Every line that contains "under" counts once; give the total number of such lines, with no other words.

^^^^^^^^^^^^^^^^

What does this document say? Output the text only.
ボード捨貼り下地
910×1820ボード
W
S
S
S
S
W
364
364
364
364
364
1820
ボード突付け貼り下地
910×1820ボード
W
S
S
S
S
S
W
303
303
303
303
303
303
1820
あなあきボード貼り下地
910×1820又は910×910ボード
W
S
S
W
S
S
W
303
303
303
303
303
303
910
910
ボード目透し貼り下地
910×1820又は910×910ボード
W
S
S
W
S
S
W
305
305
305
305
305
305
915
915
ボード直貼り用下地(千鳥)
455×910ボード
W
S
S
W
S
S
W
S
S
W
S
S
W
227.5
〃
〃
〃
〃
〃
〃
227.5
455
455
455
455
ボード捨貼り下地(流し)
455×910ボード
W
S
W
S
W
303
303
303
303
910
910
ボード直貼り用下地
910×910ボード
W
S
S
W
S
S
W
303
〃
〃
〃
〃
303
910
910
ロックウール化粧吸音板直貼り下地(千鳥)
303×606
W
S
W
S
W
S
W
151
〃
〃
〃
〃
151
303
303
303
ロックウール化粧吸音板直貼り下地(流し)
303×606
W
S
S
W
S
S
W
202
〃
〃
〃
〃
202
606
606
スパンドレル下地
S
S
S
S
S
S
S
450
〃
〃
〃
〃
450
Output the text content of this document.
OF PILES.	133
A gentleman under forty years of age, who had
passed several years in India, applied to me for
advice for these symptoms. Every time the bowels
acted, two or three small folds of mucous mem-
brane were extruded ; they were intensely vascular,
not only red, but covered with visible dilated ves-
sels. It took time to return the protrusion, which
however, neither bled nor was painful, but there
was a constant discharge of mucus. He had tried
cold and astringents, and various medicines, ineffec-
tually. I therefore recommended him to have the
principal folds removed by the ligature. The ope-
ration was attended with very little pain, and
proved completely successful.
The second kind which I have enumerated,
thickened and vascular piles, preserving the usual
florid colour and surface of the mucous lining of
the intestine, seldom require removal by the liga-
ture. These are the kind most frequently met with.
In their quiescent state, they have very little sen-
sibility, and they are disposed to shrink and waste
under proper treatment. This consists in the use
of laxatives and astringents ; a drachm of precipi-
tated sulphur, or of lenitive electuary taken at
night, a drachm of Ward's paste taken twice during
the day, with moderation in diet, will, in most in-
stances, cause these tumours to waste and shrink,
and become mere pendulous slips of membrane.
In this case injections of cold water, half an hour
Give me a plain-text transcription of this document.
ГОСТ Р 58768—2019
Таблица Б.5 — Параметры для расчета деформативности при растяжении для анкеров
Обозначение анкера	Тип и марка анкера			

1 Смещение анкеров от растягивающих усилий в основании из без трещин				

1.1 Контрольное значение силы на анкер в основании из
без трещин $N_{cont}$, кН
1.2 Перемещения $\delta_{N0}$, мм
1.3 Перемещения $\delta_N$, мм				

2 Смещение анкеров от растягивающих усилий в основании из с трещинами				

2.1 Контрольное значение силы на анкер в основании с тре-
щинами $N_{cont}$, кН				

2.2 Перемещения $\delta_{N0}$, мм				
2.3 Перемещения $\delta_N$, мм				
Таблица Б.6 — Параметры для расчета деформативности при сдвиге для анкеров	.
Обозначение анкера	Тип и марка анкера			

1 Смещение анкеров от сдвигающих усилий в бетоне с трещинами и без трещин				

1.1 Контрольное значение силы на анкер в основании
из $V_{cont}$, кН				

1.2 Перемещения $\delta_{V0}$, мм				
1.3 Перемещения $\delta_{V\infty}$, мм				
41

^^^^^^^^^^^^^^^^

▸ RESULT OF THE EXERCISE: 2